* PROVIDED RECORDS *
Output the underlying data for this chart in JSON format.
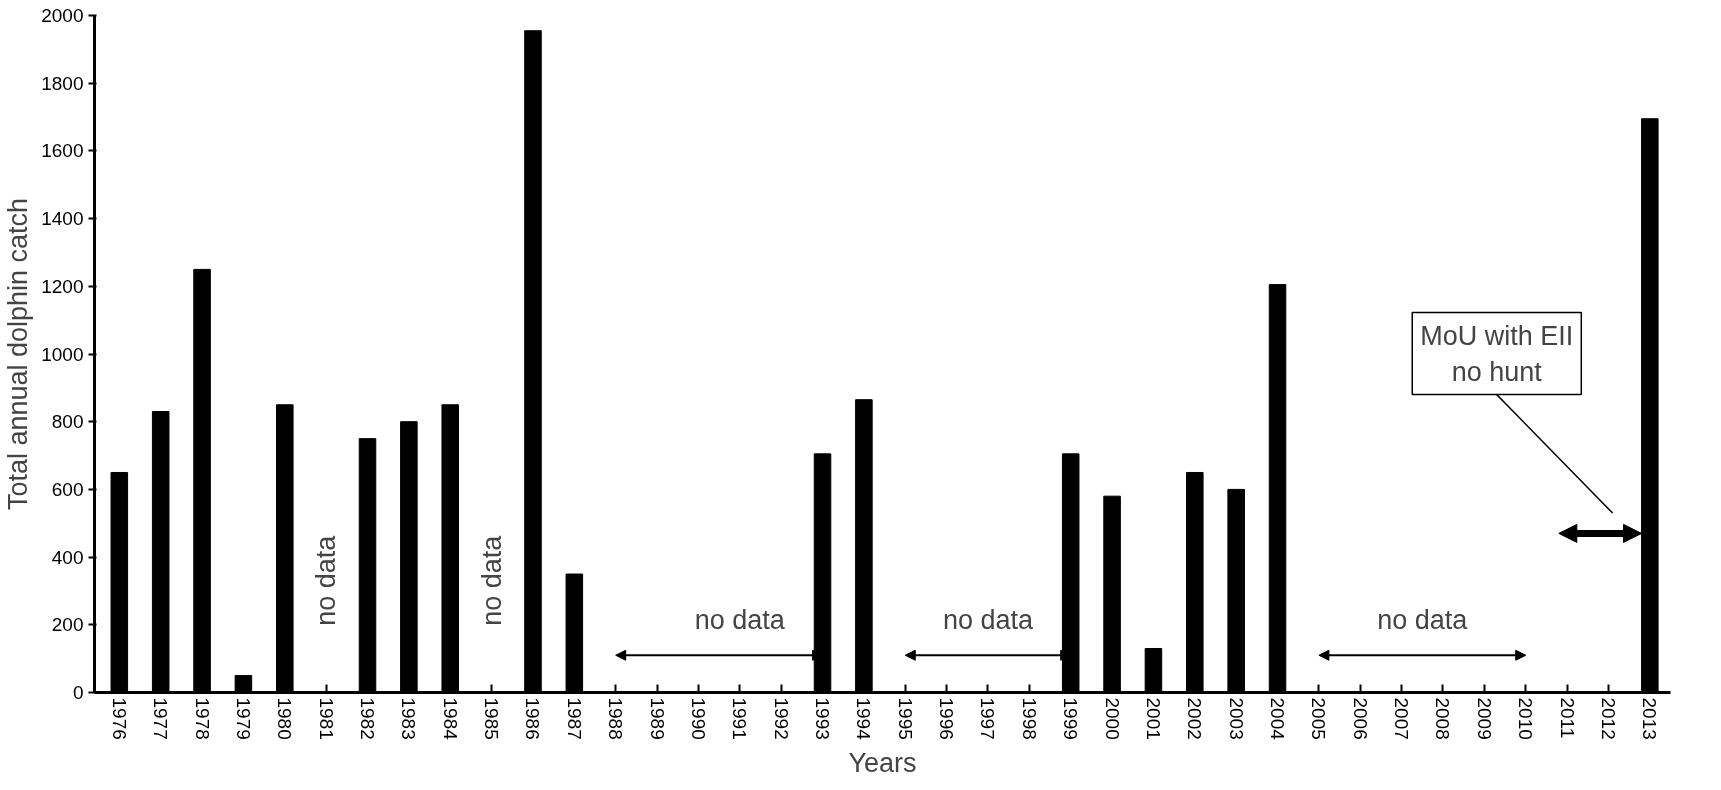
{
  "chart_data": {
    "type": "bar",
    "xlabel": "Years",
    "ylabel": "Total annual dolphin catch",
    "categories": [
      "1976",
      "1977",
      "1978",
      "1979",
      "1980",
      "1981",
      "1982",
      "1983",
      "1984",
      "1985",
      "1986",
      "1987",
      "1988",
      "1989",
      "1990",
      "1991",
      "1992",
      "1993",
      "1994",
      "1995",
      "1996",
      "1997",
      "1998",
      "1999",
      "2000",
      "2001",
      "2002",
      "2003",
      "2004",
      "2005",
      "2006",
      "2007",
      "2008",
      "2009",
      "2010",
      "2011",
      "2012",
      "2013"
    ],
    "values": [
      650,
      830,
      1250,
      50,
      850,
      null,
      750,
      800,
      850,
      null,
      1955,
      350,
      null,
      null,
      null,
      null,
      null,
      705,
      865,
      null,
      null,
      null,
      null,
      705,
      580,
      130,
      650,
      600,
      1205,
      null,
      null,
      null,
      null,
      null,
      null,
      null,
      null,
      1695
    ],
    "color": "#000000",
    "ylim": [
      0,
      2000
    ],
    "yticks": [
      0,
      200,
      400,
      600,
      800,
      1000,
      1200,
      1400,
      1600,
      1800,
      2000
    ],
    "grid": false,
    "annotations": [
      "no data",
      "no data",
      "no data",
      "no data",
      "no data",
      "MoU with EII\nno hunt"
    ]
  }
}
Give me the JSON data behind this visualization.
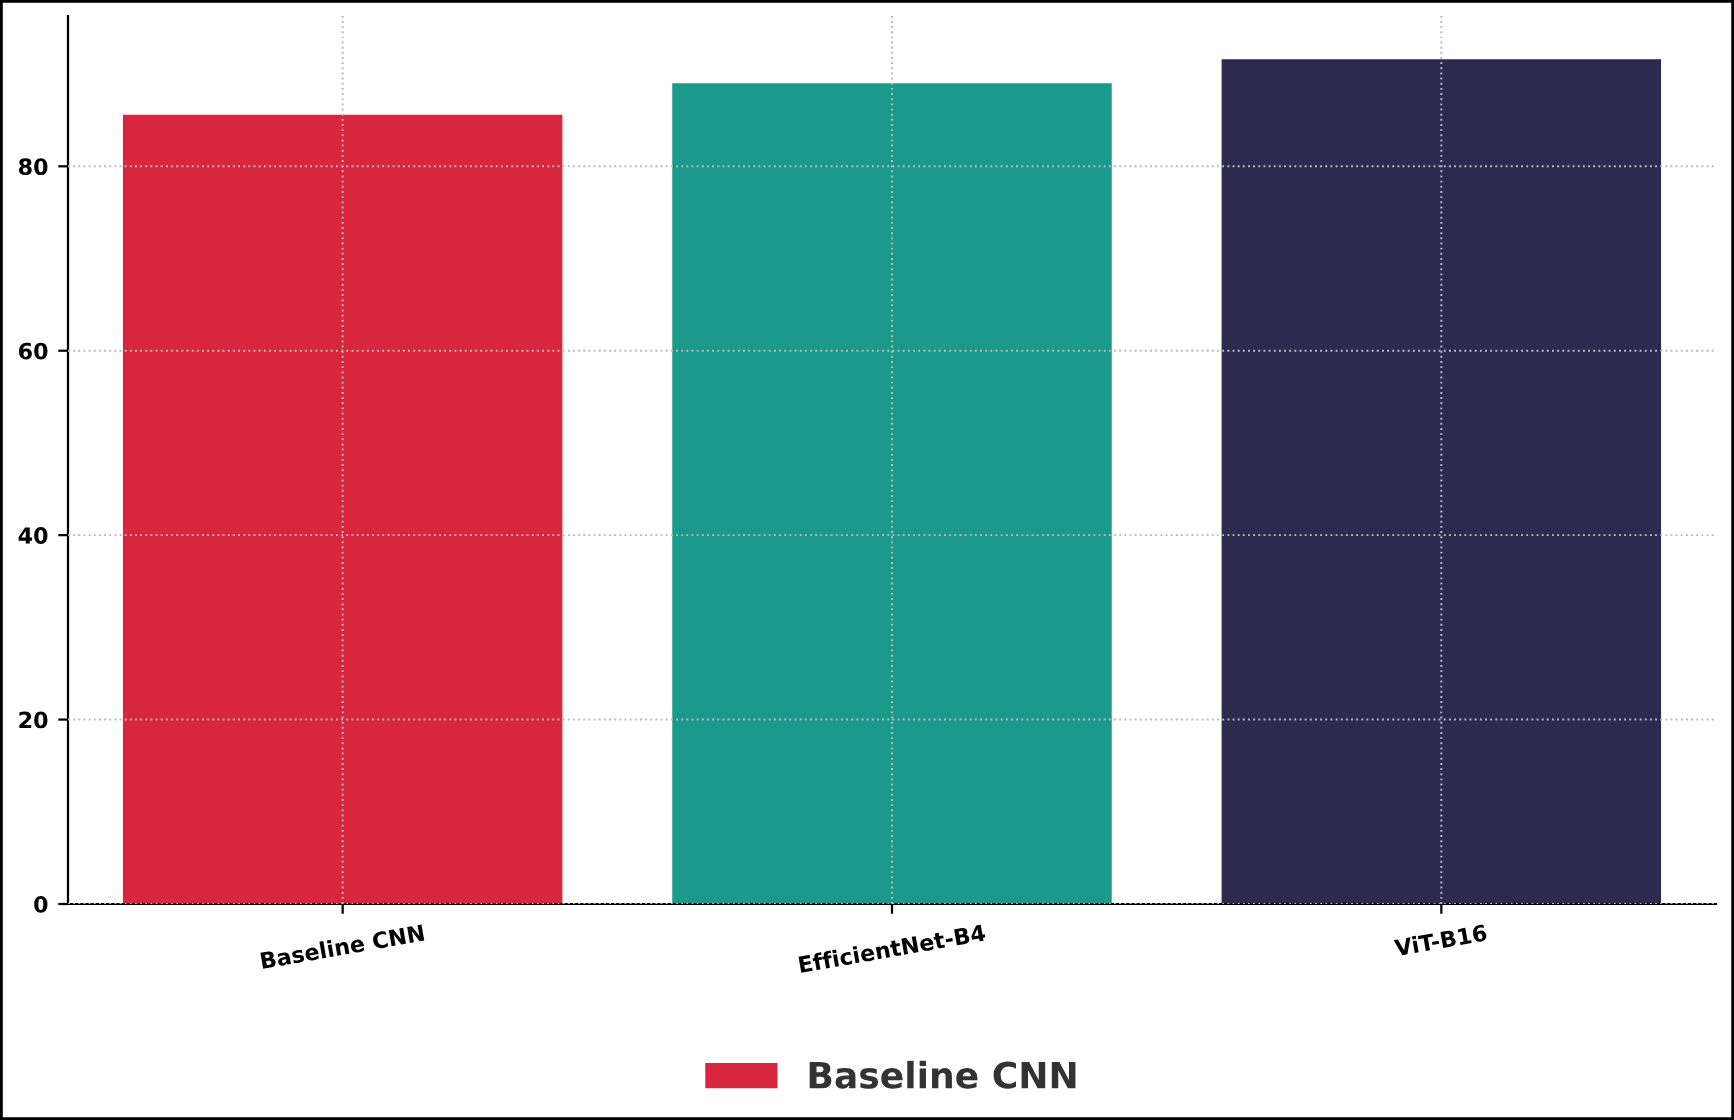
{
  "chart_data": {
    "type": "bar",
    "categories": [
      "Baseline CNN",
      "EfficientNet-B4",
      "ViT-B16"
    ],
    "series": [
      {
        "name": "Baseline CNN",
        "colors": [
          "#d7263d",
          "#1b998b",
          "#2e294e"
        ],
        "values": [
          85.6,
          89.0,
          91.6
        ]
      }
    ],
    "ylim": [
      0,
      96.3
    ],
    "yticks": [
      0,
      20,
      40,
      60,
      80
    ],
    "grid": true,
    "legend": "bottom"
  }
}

* SET EXERCISE *
Every line of the listing that holds "JSON" should be found and copied.

* OUTPUT BELOW *
Output the underlying data for this chart in JSON format.
Give me the JSON data behind this visualization.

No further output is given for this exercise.